_ENTRIES PROVIDED_
-- BEGIN --
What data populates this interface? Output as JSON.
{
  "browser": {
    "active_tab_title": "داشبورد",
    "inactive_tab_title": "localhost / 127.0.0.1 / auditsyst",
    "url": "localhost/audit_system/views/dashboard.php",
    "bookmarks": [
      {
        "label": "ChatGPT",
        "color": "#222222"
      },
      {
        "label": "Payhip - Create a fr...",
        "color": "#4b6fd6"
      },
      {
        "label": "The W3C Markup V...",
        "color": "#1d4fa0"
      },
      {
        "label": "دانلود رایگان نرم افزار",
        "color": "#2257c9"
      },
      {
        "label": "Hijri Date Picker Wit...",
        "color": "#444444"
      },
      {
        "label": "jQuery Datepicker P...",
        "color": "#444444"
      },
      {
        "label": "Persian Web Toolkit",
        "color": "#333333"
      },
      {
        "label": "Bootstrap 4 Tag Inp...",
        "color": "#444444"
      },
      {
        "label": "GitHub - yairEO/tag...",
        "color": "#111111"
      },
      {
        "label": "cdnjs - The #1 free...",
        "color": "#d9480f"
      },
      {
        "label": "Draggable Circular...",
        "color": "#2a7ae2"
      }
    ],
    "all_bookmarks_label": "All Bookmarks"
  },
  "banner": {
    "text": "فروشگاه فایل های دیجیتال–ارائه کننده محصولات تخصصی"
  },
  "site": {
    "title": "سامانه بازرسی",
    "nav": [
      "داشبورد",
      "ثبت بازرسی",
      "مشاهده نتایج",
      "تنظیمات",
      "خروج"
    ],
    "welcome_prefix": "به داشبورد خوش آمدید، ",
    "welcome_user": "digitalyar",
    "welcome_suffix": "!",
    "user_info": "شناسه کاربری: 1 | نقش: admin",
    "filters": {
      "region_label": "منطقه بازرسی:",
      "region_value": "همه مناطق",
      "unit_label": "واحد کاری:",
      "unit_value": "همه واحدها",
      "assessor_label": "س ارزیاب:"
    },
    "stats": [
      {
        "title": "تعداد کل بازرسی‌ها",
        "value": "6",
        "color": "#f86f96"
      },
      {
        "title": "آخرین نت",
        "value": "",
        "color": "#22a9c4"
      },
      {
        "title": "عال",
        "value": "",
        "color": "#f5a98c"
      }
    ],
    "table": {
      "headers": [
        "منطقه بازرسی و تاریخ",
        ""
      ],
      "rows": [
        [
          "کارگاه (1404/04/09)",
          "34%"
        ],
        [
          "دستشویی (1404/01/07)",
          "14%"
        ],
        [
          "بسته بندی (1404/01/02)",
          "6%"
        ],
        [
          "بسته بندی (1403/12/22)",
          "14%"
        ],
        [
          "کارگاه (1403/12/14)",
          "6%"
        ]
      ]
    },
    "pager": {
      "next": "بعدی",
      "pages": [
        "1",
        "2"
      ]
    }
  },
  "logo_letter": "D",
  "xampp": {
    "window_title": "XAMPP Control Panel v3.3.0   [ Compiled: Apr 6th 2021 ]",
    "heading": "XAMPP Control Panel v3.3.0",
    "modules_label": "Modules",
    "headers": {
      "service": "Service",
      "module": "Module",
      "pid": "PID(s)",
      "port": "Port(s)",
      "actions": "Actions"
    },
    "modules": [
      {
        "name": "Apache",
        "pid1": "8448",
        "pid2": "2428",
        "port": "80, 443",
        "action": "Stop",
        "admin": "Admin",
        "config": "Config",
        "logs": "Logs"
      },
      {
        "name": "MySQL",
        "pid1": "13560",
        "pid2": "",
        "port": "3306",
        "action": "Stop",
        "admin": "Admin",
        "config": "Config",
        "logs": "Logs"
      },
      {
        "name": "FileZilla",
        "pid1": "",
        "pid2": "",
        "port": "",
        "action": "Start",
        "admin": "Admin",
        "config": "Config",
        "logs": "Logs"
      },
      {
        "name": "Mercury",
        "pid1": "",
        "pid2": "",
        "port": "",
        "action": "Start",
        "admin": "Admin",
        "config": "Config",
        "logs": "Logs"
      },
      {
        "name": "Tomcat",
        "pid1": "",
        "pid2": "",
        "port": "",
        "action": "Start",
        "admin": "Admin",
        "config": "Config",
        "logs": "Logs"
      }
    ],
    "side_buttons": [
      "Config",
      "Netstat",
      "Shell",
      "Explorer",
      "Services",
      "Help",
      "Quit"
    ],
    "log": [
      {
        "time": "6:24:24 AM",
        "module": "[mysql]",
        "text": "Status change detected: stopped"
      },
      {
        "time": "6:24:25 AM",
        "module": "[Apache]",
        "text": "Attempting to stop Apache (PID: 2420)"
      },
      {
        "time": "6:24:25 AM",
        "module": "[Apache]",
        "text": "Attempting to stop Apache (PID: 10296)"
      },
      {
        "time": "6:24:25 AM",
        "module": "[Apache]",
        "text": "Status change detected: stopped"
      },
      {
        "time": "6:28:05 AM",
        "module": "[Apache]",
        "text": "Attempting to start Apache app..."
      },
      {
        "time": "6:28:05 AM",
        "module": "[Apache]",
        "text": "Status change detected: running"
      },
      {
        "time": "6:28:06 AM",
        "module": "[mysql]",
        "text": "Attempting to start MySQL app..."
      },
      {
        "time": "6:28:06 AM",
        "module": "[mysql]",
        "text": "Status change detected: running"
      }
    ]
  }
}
-- END --
_GIVEN TASK_
Give back the whole listing, word for word.

_FINAL RESULT_
What data populates this interface? Output as JSON.
{
  "browser": {
    "active_tab_title": "داشبورد",
    "inactive_tab_title": "localhost / 127.0.0.1 / auditsyst",
    "url": "localhost/audit_system/views/dashboard.php",
    "bookmarks": [
      {
        "label": "ChatGPT",
        "color": "#222222"
      },
      {
        "label": "Payhip - Create a fr...",
        "color": "#4b6fd6"
      },
      {
        "label": "The W3C Markup V...",
        "color": "#1d4fa0"
      },
      {
        "label": "دانلود رایگان نرم افزار",
        "color": "#2257c9"
      },
      {
        "label": "Hijri Date Picker Wit...",
        "color": "#444444"
      },
      {
        "label": "jQuery Datepicker P...",
        "color": "#444444"
      },
      {
        "label": "Persian Web Toolkit",
        "color": "#333333"
      },
      {
        "label": "Bootstrap 4 Tag Inp...",
        "color": "#444444"
      },
      {
        "label": "GitHub - yairEO/tag...",
        "color": "#111111"
      },
      {
        "label": "cdnjs - The #1 free...",
        "color": "#d9480f"
      },
      {
        "label": "Draggable Circular...",
        "color": "#2a7ae2"
      }
    ],
    "all_bookmarks_label": "All Bookmarks"
  },
  "banner": {
    "text": "فروشگاه فایل های دیجیتال–ارائه کننده محصولات تخصصی"
  },
  "site": {
    "title": "سامانه بازرسی",
    "nav": [
      "داشبورد",
      "ثبت بازرسی",
      "مشاهده نتایج",
      "تنظیمات",
      "خروج"
    ],
    "welcome_prefix": "به داشبورد خوش آمدید، ",
    "welcome_user": "digitalyar",
    "welcome_suffix": "!",
    "user_info": "شناسه کاربری: 1 | نقش: admin",
    "filters": {
      "region_label": "منطقه بازرسی:",
      "region_value": "همه مناطق",
      "unit_label": "واحد کاری:",
      "unit_value": "همه واحدها",
      "assessor_label": "س ارزیاب:"
    },
    "stats": [
      {
        "title": "تعداد کل بازرسی‌ها",
        "value": "6",
        "color": "#f86f96"
      },
      {
        "title": "آخرین نت",
        "value": "",
        "color": "#22a9c4"
      },
      {
        "title": "عال",
        "value": "",
        "color": "#f5a98c"
      }
    ],
    "table": {
      "headers": [
        "منطقه بازرسی و تاریخ",
        ""
      ],
      "rows": [
        [
          "کارگاه (1404/04/09)",
          "34%"
        ],
        [
          "دستشویی (1404/01/07)",
          "14%"
        ],
        [
          "بسته بندی (1404/01/02)",
          "6%"
        ],
        [
          "بسته بندی (1403/12/22)",
          "14%"
        ],
        [
          "کارگاه (1403/12/14)",
          "6%"
        ]
      ]
    },
    "pager": {
      "next": "بعدی",
      "pages": [
        "1",
        "2"
      ]
    }
  },
  "logo_letter": "D",
  "xampp": {
    "window_title": "XAMPP Control Panel v3.3.0   [ Compiled: Apr 6th 2021 ]",
    "heading": "XAMPP Control Panel v3.3.0",
    "modules_label": "Modules",
    "headers": {
      "service": "Service",
      "module": "Module",
      "pid": "PID(s)",
      "port": "Port(s)",
      "actions": "Actions"
    },
    "modules": [
      {
        "name": "Apache",
        "pid1": "8448",
        "pid2": "2428",
        "port": "80, 443",
        "action": "Stop",
        "admin": "Admin",
        "config": "Config",
        "logs": "Logs"
      },
      {
        "name": "MySQL",
        "pid1": "13560",
        "pid2": "",
        "port": "3306",
        "action": "Stop",
        "admin": "Admin",
        "config": "Config",
        "logs": "Logs"
      },
      {
        "name": "FileZilla",
        "pid1": "",
        "pid2": "",
        "port": "",
        "action": "Start",
        "admin": "Admin",
        "config": "Config",
        "logs": "Logs"
      },
      {
        "name": "Mercury",
        "pid1": "",
        "pid2": "",
        "port": "",
        "action": "Start",
        "admin": "Admin",
        "config": "Config",
        "logs": "Logs"
      },
      {
        "name": "Tomcat",
        "pid1": "",
        "pid2": "",
        "port": "",
        "action": "Start",
        "admin": "Admin",
        "config": "Config",
        "logs": "Logs"
      }
    ],
    "side_buttons": [
      "Config",
      "Netstat",
      "Shell",
      "Explorer",
      "Services",
      "Help",
      "Quit"
    ],
    "log": [
      {
        "time": "6:24:24 AM",
        "module": "[mysql]",
        "text": "Status change detected: stopped"
      },
      {
        "time": "6:24:25 AM",
        "module": "[Apache]",
        "text": "Attempting to stop Apache (PID: 2420)"
      },
      {
        "time": "6:24:25 AM",
        "module": "[Apache]",
        "text": "Attempting to stop Apache (PID: 10296)"
      },
      {
        "time": "6:24:25 AM",
        "module": "[Apache]",
        "text": "Status change detected: stopped"
      },
      {
        "time": "6:28:05 AM",
        "module": "[Apache]",
        "text": "Attempting to start Apache app..."
      },
      {
        "time": "6:28:05 AM",
        "module": "[Apache]",
        "text": "Status change detected: running"
      },
      {
        "time": "6:28:06 AM",
        "module": "[mysql]",
        "text": "Attempting to start MySQL app..."
      },
      {
        "time": "6:28:06 AM",
        "module": "[mysql]",
        "text": "Status change detected: running"
      }
    ]
  }
}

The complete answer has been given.